§ Job: Count the lines in the rows below that contain "panel", treating uppercase and lowercase as different, and give only the number.

· · · · · · ·

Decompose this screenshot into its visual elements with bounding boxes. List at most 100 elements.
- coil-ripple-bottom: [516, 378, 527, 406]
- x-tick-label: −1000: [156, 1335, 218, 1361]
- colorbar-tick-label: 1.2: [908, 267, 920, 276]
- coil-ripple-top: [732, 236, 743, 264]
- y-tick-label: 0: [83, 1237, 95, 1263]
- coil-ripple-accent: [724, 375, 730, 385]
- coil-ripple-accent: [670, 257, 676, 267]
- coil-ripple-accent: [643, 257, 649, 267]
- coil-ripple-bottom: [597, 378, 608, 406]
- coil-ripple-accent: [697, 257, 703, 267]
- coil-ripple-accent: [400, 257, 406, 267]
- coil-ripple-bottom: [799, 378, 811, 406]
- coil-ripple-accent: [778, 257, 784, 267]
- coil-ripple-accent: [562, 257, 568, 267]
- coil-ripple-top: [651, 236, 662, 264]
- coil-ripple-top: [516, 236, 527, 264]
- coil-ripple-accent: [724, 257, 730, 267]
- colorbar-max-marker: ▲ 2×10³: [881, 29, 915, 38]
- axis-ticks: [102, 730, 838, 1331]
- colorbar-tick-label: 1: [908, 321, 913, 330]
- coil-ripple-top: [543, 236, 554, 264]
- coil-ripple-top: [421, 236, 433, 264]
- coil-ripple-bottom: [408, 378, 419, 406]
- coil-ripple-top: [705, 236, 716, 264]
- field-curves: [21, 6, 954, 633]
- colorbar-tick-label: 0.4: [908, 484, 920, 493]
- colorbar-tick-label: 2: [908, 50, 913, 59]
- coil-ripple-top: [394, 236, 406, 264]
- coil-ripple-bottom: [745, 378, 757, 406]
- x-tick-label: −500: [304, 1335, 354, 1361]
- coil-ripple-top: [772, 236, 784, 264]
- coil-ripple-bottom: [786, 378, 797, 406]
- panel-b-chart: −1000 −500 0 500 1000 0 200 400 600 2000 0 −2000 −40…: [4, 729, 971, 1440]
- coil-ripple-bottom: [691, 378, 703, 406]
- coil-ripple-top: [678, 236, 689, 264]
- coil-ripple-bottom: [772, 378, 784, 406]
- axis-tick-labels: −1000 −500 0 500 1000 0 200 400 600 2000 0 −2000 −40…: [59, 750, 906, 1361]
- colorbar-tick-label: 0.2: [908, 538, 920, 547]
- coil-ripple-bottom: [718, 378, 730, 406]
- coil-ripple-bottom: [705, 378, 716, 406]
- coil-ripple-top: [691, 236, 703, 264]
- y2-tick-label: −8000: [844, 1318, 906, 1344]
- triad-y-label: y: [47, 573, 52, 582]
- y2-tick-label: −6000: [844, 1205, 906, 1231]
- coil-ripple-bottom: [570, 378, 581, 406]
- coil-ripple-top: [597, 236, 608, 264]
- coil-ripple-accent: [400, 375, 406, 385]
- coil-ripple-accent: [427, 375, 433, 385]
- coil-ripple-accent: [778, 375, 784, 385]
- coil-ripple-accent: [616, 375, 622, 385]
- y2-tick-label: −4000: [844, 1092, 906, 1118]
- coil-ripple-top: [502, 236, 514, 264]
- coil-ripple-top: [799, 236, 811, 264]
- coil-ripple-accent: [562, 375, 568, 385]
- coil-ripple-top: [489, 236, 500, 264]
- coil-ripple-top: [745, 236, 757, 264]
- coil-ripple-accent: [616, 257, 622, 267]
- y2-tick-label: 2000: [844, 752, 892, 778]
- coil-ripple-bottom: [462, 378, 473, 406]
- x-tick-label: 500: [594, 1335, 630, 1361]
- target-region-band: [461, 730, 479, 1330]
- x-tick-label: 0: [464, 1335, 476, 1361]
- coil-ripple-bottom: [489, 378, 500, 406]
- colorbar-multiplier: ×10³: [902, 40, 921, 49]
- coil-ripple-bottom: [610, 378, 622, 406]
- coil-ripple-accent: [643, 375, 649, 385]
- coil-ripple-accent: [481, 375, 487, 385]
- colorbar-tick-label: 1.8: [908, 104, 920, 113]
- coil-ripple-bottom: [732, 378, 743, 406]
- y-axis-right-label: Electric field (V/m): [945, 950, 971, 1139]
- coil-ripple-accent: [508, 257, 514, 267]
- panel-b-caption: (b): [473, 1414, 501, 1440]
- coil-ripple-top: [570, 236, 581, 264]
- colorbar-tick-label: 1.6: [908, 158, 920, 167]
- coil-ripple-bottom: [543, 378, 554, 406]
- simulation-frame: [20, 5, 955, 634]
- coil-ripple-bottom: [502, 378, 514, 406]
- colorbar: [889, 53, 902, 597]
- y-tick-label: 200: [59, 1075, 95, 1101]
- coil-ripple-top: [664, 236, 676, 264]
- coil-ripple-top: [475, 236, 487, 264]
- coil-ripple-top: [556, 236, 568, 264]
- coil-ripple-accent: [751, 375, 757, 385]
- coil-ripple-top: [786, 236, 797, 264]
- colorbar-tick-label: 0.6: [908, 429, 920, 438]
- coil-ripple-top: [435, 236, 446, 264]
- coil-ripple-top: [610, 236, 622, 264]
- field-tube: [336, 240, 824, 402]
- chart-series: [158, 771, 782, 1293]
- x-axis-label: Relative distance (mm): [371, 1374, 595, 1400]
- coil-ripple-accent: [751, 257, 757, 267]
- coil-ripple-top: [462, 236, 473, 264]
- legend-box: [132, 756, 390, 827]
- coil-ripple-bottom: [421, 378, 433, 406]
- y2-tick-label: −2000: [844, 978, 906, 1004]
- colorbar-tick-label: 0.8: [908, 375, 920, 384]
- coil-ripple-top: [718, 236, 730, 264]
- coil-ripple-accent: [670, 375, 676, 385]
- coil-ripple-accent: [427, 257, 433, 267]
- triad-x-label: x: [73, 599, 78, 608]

· · · · · · ·

§ Written answer: 2